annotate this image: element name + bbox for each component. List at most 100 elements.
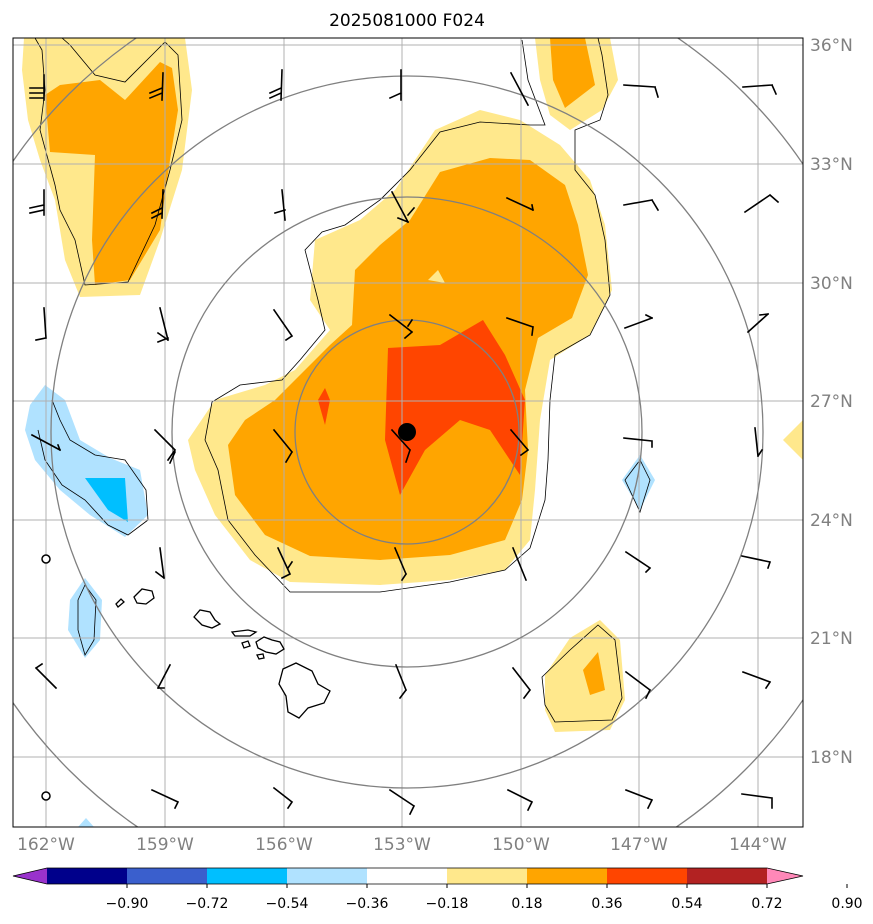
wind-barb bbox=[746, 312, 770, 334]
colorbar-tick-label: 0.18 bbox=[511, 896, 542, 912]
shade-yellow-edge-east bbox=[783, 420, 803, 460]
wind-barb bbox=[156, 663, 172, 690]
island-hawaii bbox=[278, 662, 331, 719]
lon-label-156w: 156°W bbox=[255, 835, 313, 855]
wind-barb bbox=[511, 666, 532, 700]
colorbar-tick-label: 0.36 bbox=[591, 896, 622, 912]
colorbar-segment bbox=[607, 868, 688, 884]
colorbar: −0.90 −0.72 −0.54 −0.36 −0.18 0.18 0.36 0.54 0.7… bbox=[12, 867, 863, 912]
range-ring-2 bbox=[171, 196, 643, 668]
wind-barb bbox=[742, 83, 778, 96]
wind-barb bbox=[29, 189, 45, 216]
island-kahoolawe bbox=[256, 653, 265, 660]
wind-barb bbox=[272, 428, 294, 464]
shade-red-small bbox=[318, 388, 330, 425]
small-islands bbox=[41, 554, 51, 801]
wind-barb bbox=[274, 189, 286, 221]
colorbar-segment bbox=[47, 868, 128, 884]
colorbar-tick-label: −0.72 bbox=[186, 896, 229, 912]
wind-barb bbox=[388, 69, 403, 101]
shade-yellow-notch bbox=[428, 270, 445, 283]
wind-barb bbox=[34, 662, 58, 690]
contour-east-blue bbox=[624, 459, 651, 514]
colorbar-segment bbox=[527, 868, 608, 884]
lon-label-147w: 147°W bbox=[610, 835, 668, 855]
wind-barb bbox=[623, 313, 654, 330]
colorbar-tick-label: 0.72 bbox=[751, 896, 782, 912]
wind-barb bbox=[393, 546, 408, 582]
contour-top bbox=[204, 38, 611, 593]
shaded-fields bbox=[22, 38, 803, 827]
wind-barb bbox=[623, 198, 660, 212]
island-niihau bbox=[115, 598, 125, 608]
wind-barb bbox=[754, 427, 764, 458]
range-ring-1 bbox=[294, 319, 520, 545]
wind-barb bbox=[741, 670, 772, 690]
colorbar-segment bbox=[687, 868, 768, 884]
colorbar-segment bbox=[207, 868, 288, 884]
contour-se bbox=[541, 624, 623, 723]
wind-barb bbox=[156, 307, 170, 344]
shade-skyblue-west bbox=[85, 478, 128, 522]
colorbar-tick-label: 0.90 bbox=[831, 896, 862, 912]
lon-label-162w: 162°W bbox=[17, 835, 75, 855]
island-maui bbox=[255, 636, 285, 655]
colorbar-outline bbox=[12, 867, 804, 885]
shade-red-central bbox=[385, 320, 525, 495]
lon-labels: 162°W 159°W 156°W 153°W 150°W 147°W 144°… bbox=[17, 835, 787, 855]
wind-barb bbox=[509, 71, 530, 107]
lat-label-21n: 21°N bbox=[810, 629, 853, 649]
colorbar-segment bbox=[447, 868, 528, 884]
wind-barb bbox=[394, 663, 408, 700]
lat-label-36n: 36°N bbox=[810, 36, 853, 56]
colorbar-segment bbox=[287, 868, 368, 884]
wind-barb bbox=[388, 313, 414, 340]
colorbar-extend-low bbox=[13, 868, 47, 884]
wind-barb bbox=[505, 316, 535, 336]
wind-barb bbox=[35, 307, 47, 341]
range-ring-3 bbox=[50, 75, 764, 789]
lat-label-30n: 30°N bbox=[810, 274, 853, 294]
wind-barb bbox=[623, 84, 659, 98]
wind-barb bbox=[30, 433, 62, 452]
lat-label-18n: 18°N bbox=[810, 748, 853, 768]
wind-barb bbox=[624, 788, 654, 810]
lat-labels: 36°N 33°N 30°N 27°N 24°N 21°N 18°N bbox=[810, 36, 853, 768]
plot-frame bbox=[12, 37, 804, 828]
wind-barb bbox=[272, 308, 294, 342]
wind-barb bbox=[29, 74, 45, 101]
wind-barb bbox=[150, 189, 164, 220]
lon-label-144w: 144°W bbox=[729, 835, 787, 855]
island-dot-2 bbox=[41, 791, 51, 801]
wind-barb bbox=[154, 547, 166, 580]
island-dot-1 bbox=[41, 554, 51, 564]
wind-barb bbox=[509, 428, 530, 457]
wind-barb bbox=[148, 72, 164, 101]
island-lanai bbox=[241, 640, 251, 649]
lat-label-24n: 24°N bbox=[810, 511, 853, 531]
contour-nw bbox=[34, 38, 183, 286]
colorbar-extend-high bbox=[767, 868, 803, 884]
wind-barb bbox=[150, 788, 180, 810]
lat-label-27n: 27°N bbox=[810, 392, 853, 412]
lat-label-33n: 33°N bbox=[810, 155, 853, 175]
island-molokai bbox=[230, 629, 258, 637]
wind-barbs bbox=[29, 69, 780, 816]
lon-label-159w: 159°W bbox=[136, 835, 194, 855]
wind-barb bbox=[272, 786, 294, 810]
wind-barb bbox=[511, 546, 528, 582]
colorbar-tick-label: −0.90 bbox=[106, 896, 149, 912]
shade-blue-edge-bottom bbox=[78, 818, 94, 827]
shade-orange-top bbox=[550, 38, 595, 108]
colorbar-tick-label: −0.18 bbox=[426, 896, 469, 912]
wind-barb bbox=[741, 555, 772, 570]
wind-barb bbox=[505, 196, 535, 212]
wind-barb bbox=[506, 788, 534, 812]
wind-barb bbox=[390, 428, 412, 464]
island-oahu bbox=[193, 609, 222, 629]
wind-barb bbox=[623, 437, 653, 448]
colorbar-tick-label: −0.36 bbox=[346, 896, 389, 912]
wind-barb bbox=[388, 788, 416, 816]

================================

→ **Task to complete**
Rewrite every line of the records above as a numbered list, skipping blank lines and leaving out the pictures.

→ **Correct answer**
1. annotate this image: element name + bbox for each component. List at most 100 elements.
2. wind-barb bbox=[746, 312, 770, 334]
3. colorbar-tick-label: 0.18 bbox=[511, 896, 542, 912]
4. shade-yellow-edge-east bbox=[783, 420, 803, 460]
5. wind-barb bbox=[156, 663, 172, 690]
6. island-hawaii bbox=[278, 662, 331, 719]
7. lon-label-156w: 156°W bbox=[255, 835, 313, 855]
8. wind-barb bbox=[511, 666, 532, 700]
9. colorbar-tick-label: 0.36 bbox=[591, 896, 622, 912]
10. colorbar-segment bbox=[607, 868, 688, 884]
11. colorbar: −0.90 −0.72 −0.54 −0.36 −0.18 0.18 0.36 0.54 0.7… bbox=[12, 867, 863, 912]
12. range-ring-2 bbox=[171, 196, 643, 668]
13. wind-barb bbox=[742, 83, 778, 96]
14. wind-barb bbox=[29, 189, 45, 216]
15. island-kahoolawe bbox=[256, 653, 265, 660]
16. wind-barb bbox=[272, 428, 294, 464]
17. shade-red-small bbox=[318, 388, 330, 425]
18. small-islands bbox=[41, 554, 51, 801]
19. wind-barb bbox=[274, 189, 286, 221]
20. colorbar-segment bbox=[47, 868, 128, 884]
21. colorbar-tick-label: −0.72 bbox=[186, 896, 229, 912]
22. wind-barb bbox=[388, 69, 403, 101]
23. shade-yellow-notch bbox=[428, 270, 445, 283]
24. wind-barb bbox=[34, 662, 58, 690]
25. contour-east-blue bbox=[624, 459, 651, 514]
26. colorbar-segment bbox=[527, 868, 608, 884]
27. lon-label-147w: 147°W bbox=[610, 835, 668, 855]
28. wind-barb bbox=[623, 313, 654, 330]
29. colorbar-tick-label: 0.72 bbox=[751, 896, 782, 912]
30. wind-barb bbox=[393, 546, 408, 582]
31. contour-top bbox=[204, 38, 611, 593]
32. shaded-fields bbox=[22, 38, 803, 827]
33. wind-barb bbox=[623, 198, 660, 212]
34. island-niihau bbox=[115, 598, 125, 608]
35. wind-barb bbox=[754, 427, 764, 458]
36. range-ring-1 bbox=[294, 319, 520, 545]
37. wind-barb bbox=[741, 670, 772, 690]
38. colorbar-segment bbox=[687, 868, 768, 884]
39. colorbar-segment bbox=[207, 868, 288, 884]
40. contour-se bbox=[541, 624, 623, 723]
41. wind-barb bbox=[156, 307, 170, 344]
42. shade-skyblue-west bbox=[85, 478, 128, 522]
43. colorbar-tick-label: 0.90 bbox=[831, 896, 862, 912]
44. lon-label-162w: 162°W bbox=[17, 835, 75, 855]
45. island-maui bbox=[255, 636, 285, 655]
46. colorbar-outline bbox=[12, 867, 804, 885]
47. shade-red-central bbox=[385, 320, 525, 495]
48. lon-labels: 162°W 159°W 156°W 153°W 150°W 147°W 144°… bbox=[17, 835, 787, 855]
49. wind-barb bbox=[509, 71, 530, 107]
50. lat-label-21n: 21°N bbox=[810, 629, 853, 649]
51. colorbar-segment bbox=[447, 868, 528, 884]
52. wind-barb bbox=[394, 663, 408, 700]
53. lat-label-36n: 36°N bbox=[810, 36, 853, 56]
54. colorbar-segment bbox=[287, 868, 368, 884]
55. wind-barb bbox=[388, 313, 414, 340]
56. colorbar-extend-low bbox=[13, 868, 47, 884]
57. wind-barb bbox=[505, 316, 535, 336]
58. wind-barb bbox=[35, 307, 47, 341]
59. range-ring-3 bbox=[50, 75, 764, 789]
60. lat-label-30n: 30°N bbox=[810, 274, 853, 294]
61. wind-barb bbox=[623, 84, 659, 98]
62. wind-barb bbox=[30, 433, 62, 452]
63. lat-label-18n: 18°N bbox=[810, 748, 853, 768]
64. wind-barb bbox=[624, 788, 654, 810]
65. lat-labels: 36°N 33°N 30°N 27°N 24°N 21°N 18°N bbox=[810, 36, 853, 768]
66. plot-frame bbox=[12, 37, 804, 828]
67. wind-barb bbox=[272, 308, 294, 342]
68. wind-barb bbox=[29, 74, 45, 101]
69. wind-barb bbox=[150, 189, 164, 220]
70. lon-label-144w: 144°W bbox=[729, 835, 787, 855]
71. island-dot-2 bbox=[41, 791, 51, 801]
72. wind-barb bbox=[154, 547, 166, 580]
73. island-dot-1 bbox=[41, 554, 51, 564]
74. wind-barb bbox=[509, 428, 530, 457]
75. wind-barb bbox=[148, 72, 164, 101]
76. island-lanai bbox=[241, 640, 251, 649]
77. lat-label-24n: 24°N bbox=[810, 511, 853, 531]
78. contour-nw bbox=[34, 38, 183, 286]
79. colorbar-extend-high bbox=[767, 868, 803, 884]
80. wind-barb bbox=[150, 788, 180, 810]
81. lat-label-27n: 27°N bbox=[810, 392, 853, 412]
82. lat-label-33n: 33°N bbox=[810, 155, 853, 175]
83. island-molokai bbox=[230, 629, 258, 637]
84. wind-barbs bbox=[29, 69, 780, 816]
85. lon-label-159w: 159°W bbox=[136, 835, 194, 855]
86. wind-barb bbox=[272, 786, 294, 810]
87. wind-barb bbox=[511, 546, 528, 582]
88. colorbar-tick-label: −0.90 bbox=[106, 896, 149, 912]
89. shade-blue-edge-bottom bbox=[78, 818, 94, 827]
90. shade-orange-top bbox=[550, 38, 595, 108]
91. colorbar-tick-label: −0.18 bbox=[426, 896, 469, 912]
92. wind-barb bbox=[741, 555, 772, 570]
93. wind-barb bbox=[505, 196, 535, 212]
94. wind-barb bbox=[506, 788, 534, 812]
95. wind-barb bbox=[390, 428, 412, 464]
96. island-oahu bbox=[193, 609, 222, 629]
97. wind-barb bbox=[623, 437, 653, 448]
98. colorbar-tick-label: −0.36 bbox=[346, 896, 389, 912]
99. wind-barb bbox=[388, 788, 416, 816]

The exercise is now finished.